Written task
Retype the data below without altering anything.

— BEGIN —

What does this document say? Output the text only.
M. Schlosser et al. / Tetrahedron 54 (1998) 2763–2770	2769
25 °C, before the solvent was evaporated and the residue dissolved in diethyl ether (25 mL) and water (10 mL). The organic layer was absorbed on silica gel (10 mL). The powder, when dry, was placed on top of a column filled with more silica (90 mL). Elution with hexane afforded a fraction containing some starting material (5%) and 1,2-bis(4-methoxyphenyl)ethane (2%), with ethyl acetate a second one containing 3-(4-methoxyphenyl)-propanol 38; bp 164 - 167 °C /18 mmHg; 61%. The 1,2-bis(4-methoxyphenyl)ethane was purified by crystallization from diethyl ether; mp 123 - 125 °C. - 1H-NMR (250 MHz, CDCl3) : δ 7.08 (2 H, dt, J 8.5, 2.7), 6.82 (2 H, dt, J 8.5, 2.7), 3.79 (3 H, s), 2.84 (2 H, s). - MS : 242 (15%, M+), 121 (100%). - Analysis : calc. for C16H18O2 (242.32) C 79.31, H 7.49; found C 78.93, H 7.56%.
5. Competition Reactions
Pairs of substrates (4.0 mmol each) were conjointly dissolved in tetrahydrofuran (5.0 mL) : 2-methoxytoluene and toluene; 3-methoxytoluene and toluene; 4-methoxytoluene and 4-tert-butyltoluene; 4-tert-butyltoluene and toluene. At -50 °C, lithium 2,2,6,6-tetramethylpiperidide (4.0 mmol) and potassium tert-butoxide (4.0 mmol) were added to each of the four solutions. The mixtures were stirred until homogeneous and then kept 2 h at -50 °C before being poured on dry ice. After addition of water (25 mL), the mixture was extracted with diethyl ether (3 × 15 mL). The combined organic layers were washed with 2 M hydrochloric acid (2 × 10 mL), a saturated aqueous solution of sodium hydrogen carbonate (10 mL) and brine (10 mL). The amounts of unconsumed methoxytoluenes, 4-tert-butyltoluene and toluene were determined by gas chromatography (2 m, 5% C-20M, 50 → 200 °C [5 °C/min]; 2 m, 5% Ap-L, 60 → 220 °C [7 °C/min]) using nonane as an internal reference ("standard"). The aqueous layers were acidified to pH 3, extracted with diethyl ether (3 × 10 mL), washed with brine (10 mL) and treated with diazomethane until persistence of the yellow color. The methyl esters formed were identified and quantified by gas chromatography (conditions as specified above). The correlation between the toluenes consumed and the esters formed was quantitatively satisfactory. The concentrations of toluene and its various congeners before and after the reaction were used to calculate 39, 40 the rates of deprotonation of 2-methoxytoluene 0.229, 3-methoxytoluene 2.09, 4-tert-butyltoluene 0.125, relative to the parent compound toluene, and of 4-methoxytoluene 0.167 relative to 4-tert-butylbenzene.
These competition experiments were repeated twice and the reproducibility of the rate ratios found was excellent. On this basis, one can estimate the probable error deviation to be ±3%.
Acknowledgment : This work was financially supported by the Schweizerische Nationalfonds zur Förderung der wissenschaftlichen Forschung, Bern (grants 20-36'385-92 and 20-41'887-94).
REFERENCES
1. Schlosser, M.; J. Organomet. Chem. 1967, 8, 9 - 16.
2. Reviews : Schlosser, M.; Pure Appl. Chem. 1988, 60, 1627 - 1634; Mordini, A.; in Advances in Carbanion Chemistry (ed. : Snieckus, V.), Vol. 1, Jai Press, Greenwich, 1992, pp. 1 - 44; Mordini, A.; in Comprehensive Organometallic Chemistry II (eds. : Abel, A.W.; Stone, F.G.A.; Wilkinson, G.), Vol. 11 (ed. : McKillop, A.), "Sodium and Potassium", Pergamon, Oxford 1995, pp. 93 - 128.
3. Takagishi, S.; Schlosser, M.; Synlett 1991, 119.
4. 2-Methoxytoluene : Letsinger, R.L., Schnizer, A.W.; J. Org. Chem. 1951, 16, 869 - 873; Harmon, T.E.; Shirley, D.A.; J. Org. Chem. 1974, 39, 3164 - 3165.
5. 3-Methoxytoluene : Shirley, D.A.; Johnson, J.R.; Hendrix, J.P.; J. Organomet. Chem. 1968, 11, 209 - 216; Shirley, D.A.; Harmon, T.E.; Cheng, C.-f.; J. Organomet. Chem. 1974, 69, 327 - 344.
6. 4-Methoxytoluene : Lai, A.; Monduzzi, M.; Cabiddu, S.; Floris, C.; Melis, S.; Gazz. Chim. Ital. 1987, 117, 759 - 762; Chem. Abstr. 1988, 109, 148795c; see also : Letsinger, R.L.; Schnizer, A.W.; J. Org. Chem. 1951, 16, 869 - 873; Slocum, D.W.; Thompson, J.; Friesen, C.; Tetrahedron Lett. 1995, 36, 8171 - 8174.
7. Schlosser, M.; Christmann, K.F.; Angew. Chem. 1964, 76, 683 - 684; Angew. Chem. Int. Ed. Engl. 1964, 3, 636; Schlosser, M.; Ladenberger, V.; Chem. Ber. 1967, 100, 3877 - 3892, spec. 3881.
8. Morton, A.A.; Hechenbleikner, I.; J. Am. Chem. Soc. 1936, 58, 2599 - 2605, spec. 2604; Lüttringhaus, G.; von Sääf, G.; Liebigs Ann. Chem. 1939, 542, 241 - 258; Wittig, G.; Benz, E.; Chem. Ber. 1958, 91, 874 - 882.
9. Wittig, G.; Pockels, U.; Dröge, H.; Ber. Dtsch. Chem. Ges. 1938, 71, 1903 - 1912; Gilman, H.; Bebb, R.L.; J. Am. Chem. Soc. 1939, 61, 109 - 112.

— END —

Task output
What does this document say? Output the text only.
M. Schlosser et al. / Tetrahedron 54 (1998) 2763–2770	2769
25 °C, before the solvent was evaporated and the residue dissolved in diethyl ether (25 mL) and water (10 mL). The organic layer was absorbed on silica gel (10 mL). The powder, when dry, was placed on top of a column filled with more silica (90 mL). Elution with hexane afforded a fraction containing some starting material (5%) and 1,2-bis(4-methoxyphenyl)ethane (2%), with ethyl acetate a second one containing 3-(4-methoxyphenyl)-propanol 38; bp 164 - 167 °C /18 mmHg; 61%. The 1,2-bis(4-methoxyphenyl)ethane was purified by crystallization from diethyl ether; mp 123 - 125 °C. - 1H-NMR (250 MHz, CDCl3) : δ 7.08 (2 H, dt, J 8.5, 2.7), 6.82 (2 H, dt, J 8.5, 2.7), 3.79 (3 H, s), 2.84 (2 H, s). - MS : 242 (15%, M+), 121 (100%). - Analysis : calc. for C16H18O2 (242.32) C 79.31, H 7.49; found C 78.93, H 7.56%.
5. Competition Reactions
Pairs of substrates (4.0 mmol each) were conjointly dissolved in tetrahydrofuran (5.0 mL) : 2-methoxytoluene and toluene; 3-methoxytoluene and toluene; 4-methoxytoluene and 4-tert-butyltoluene; 4-tert-butyltoluene and toluene. At -50 °C, lithium 2,2,6,6-tetramethylpiperidide (4.0 mmol) and potassium tert-butoxide (4.0 mmol) were added to each of the four solutions. The mixtures were stirred until homogeneous and then kept 2 h at -50 °C before being poured on dry ice. After addition of water (25 mL), the mixture was extracted with diethyl ether (3 × 15 mL). The combined organic layers were washed with 2 M hydrochloric acid (2 × 10 mL), a saturated aqueous solution of sodium hydrogen carbonate (10 mL) and brine (10 mL). The amounts of unconsumed methoxytoluenes, 4-tert-butyltoluene and toluene were determined by gas chromatography (2 m, 5% C-20M, 50 → 200 °C [5 °C/min]; 2 m, 5% Ap-L, 60 → 220 °C [7 °C/min]) using nonane as an internal reference ("standard"). The aqueous layers were acidified to pH 3, extracted with diethyl ether (3 × 10 mL), washed with brine (10 mL) and treated with diazomethane until persistence of the yellow color. The methyl esters formed were identified and quantified by gas chromatography (conditions as specified above). The correlation between the toluenes consumed and the esters formed was quantitatively satisfactory. The concentrations of toluene and its various congeners before and after the reaction were used to calculate 39, 40 the rates of deprotonation of 2-methoxytoluene 0.229, 3-methoxytoluene 2.09, 4-tert-butyltoluene 0.125, relative to the parent compound toluene, and of 4-methoxytoluene 0.167 relative to 4-tert-butylbenzene.
These competition experiments were repeated twice and the reproducibility of the rate ratios found was excellent. On this basis, one can estimate the probable error deviation to be ±3%.
Acknowledgment : This work was financially supported by the Schweizerische Nationalfonds zur Förderung der wissenschaftlichen Forschung, Bern (grants 20-36'385-92 and 20-41'887-94).
REFERENCES
1. Schlosser, M.; J. Organomet. Chem. 1967, 8, 9 - 16.
2. Reviews : Schlosser, M.; Pure Appl. Chem. 1988, 60, 1627 - 1634; Mordini, A.; in Advances in Carbanion Chemistry (ed. : Snieckus, V.), Vol. 1, Jai Press, Greenwich, 1992, pp. 1 - 44; Mordini, A.; in Comprehensive Organometallic Chemistry II (eds. : Abel, A.W.; Stone, F.G.A.; Wilkinson, G.), Vol. 11 (ed. : McKillop, A.), "Sodium and Potassium", Pergamon, Oxford 1995, pp. 93 - 128.
3. Takagishi, S.; Schlosser, M.; Synlett 1991, 119.
4. 2-Methoxytoluene : Letsinger, R.L., Schnizer, A.W.; J. Org. Chem. 1951, 16, 869 - 873; Harmon, T.E.; Shirley, D.A.; J. Org. Chem. 1974, 39, 3164 - 3165.
5. 3-Methoxytoluene : Shirley, D.A.; Johnson, J.R.; Hendrix, J.P.; J. Organomet. Chem. 1968, 11, 209 - 216; Shirley, D.A.; Harmon, T.E.; Cheng, C.-f.; J. Organomet. Chem. 1974, 69, 327 - 344.
6. 4-Methoxytoluene : Lai, A.; Monduzzi, M.; Cabiddu, S.; Floris, C.; Melis, S.; Gazz. Chim. Ital. 1987, 117, 759 - 762; Chem. Abstr. 1988, 109, 148795c; see also : Letsinger, R.L.; Schnizer, A.W.; J. Org. Chem. 1951, 16, 869 - 873; Slocum, D.W.; Thompson, J.; Friesen, C.; Tetrahedron Lett. 1995, 36, 8171 - 8174.
7. Schlosser, M.; Christmann, K.F.; Angew. Chem. 1964, 76, 683 - 684; Angew. Chem. Int. Ed. Engl. 1964, 3, 636; Schlosser, M.; Ladenberger, V.; Chem. Ber. 1967, 100, 3877 - 3892, spec. 3881.
8. Morton, A.A.; Hechenbleikner, I.; J. Am. Chem. Soc. 1936, 58, 2599 - 2605, spec. 2604; Lüttringhaus, G.; von Sääf, G.; Liebigs Ann. Chem. 1939, 542, 241 - 258; Wittig, G.; Benz, E.; Chem. Ber. 1958, 91, 874 - 882.
9. Wittig, G.; Pockels, U.; Dröge, H.; Ber. Dtsch. Chem. Ges. 1938, 71, 1903 - 1912; Gilman, H.; Bebb, R.L.; J. Am. Chem. Soc. 1939, 61, 109 - 112.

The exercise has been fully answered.